## GIVEN REQUEST
Records follow. Select each line holding "Activity".

--- --- ---

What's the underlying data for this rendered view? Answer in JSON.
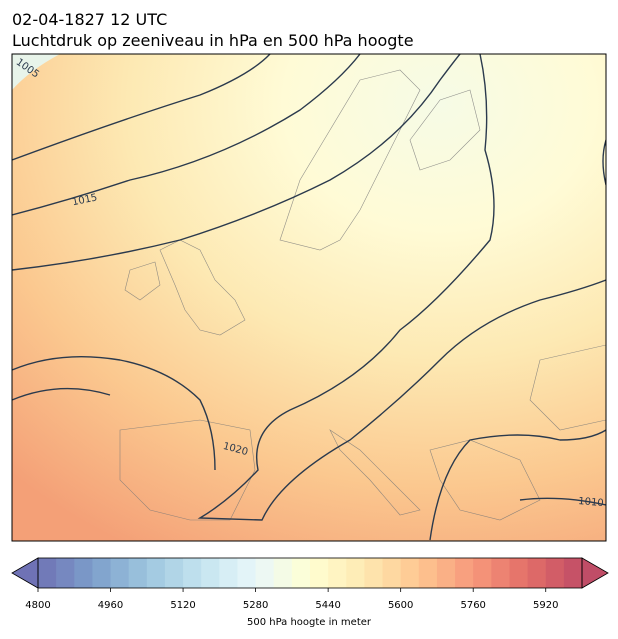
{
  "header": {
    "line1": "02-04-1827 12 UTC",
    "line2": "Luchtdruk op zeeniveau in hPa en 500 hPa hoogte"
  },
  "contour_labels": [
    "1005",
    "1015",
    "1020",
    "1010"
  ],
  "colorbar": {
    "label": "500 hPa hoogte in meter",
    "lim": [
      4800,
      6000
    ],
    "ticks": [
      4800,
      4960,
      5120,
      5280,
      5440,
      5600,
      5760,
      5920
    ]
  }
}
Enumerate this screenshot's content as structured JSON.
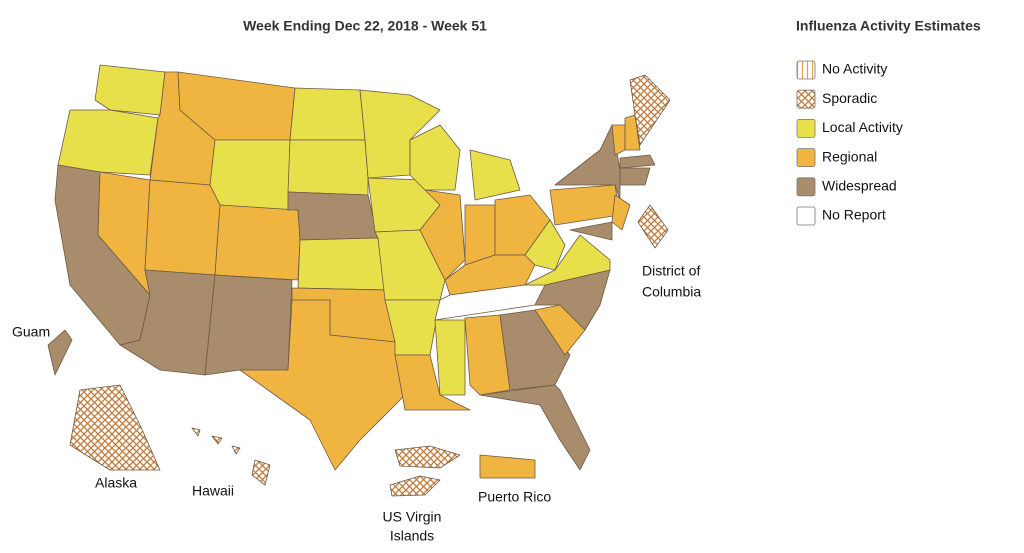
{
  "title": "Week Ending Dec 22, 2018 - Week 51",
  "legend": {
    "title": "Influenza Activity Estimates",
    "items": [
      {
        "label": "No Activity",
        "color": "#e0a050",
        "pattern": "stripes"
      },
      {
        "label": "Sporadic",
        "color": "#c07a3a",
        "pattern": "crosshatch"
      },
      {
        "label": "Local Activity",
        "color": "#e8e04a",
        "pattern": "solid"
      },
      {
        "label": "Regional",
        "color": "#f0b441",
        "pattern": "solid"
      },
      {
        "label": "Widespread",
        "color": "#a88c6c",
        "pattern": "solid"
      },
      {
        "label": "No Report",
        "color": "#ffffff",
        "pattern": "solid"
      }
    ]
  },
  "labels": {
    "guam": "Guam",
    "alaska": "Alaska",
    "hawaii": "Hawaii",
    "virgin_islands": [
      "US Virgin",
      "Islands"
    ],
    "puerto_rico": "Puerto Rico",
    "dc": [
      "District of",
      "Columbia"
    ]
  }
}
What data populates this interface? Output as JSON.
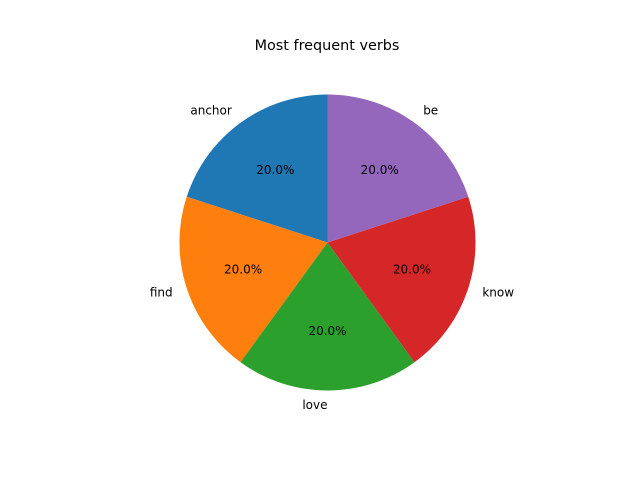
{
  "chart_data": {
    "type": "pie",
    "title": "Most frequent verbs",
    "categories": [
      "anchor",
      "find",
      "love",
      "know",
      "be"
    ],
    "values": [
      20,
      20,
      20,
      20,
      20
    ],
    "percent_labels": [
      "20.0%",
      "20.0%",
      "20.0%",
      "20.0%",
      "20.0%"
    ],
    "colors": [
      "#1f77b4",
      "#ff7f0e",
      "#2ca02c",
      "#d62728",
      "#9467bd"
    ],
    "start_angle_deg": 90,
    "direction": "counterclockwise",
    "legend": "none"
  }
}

--- --- ---

## THE REPLY
    "title": "Influenza Activity Estimates",
        "label": "No Activity",
        "label": "Local Activity",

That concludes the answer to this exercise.